■ The request ■
Every record that follows should be printed verbatim.

■ Raw records ■

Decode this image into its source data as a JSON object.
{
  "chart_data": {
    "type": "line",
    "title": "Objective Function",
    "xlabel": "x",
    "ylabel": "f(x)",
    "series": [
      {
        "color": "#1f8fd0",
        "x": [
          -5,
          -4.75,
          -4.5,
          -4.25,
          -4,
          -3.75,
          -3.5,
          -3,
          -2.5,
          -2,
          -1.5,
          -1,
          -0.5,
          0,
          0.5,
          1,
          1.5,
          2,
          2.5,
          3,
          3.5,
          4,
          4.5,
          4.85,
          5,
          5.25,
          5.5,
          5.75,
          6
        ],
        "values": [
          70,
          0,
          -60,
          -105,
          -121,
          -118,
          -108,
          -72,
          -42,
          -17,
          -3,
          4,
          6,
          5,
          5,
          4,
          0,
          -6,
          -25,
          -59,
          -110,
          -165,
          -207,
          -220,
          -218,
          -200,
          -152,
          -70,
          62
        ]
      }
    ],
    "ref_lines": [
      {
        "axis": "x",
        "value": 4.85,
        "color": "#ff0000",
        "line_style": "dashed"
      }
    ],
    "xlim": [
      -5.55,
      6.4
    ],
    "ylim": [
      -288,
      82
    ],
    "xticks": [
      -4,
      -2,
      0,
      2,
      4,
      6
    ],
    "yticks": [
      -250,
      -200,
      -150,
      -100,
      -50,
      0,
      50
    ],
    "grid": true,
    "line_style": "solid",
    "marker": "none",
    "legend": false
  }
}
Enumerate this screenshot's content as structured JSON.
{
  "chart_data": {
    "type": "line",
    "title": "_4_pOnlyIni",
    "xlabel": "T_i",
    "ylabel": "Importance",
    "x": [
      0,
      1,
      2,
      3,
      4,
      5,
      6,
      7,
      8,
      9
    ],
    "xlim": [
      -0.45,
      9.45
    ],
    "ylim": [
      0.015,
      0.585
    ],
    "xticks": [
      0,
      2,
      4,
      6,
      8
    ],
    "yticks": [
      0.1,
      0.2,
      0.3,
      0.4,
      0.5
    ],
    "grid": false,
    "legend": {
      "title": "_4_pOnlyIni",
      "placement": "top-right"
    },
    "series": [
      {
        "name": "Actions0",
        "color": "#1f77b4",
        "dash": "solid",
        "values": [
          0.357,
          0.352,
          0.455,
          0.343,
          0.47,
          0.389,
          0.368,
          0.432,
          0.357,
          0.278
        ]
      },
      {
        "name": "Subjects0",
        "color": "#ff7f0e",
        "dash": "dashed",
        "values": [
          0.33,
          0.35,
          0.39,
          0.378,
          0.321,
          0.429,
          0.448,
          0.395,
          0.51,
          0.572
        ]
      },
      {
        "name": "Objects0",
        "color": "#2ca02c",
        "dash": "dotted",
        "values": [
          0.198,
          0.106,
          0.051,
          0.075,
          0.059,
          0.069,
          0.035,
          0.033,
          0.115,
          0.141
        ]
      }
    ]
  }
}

■ Task output ■
Decode this image into its source data as a JSON object.
{
  "chart_data": {
    "type": "line",
    "title": "Objective Function",
    "xlabel": "x",
    "ylabel": "f(x)",
    "series": [
      {
        "color": "#1f8fd0",
        "x": [
          -5,
          -4.75,
          -4.5,
          -4.25,
          -4,
          -3.75,
          -3.5,
          -3,
          -2.5,
          -2,
          -1.5,
          -1,
          -0.5,
          0,
          0.5,
          1,
          1.5,
          2,
          2.5,
          3,
          3.5,
          4,
          4.5,
          4.85,
          5,
          5.25,
          5.5,
          5.75,
          6
        ],
        "values": [
          70,
          0,
          -60,
          -105,
          -121,
          -118,
          -108,
          -72,
          -42,
          -17,
          -3,
          4,
          6,
          5,
          5,
          4,
          0,
          -6,
          -25,
          -59,
          -110,
          -165,
          -207,
          -220,
          -218,
          -200,
          -152,
          -70,
          62
        ]
      }
    ],
    "ref_lines": [
      {
        "axis": "x",
        "value": 4.85,
        "color": "#ff0000",
        "line_style": "dashed"
      }
    ],
    "xlim": [
      -5.55,
      6.4
    ],
    "ylim": [
      -288,
      82
    ],
    "xticks": [
      -4,
      -2,
      0,
      2,
      4,
      6
    ],
    "yticks": [
      -250,
      -200,
      -150,
      -100,
      -50,
      0,
      50
    ],
    "grid": true,
    "line_style": "solid",
    "marker": "none",
    "legend": false
  }
}
Enumerate this screenshot's content as structured JSON.
{
  "chart_data": {
    "type": "line",
    "title": "_4_pOnlyIni",
    "xlabel": "T_i",
    "ylabel": "Importance",
    "x": [
      0,
      1,
      2,
      3,
      4,
      5,
      6,
      7,
      8,
      9
    ],
    "xlim": [
      -0.45,
      9.45
    ],
    "ylim": [
      0.015,
      0.585
    ],
    "xticks": [
      0,
      2,
      4,
      6,
      8
    ],
    "yticks": [
      0.1,
      0.2,
      0.3,
      0.4,
      0.5
    ],
    "grid": false,
    "legend": {
      "title": "_4_pOnlyIni",
      "placement": "top-right"
    },
    "series": [
      {
        "name": "Actions0",
        "color": "#1f77b4",
        "dash": "solid",
        "values": [
          0.357,
          0.352,
          0.455,
          0.343,
          0.47,
          0.389,
          0.368,
          0.432,
          0.357,
          0.278
        ]
      },
      {
        "name": "Subjects0",
        "color": "#ff7f0e",
        "dash": "dashed",
        "values": [
          0.33,
          0.35,
          0.39,
          0.378,
          0.321,
          0.429,
          0.448,
          0.395,
          0.51,
          0.572
        ]
      },
      {
        "name": "Objects0",
        "color": "#2ca02c",
        "dash": "dotted",
        "values": [
          0.198,
          0.106,
          0.051,
          0.075,
          0.059,
          0.069,
          0.035,
          0.033,
          0.115,
          0.141
        ]
      }
    ]
  }
}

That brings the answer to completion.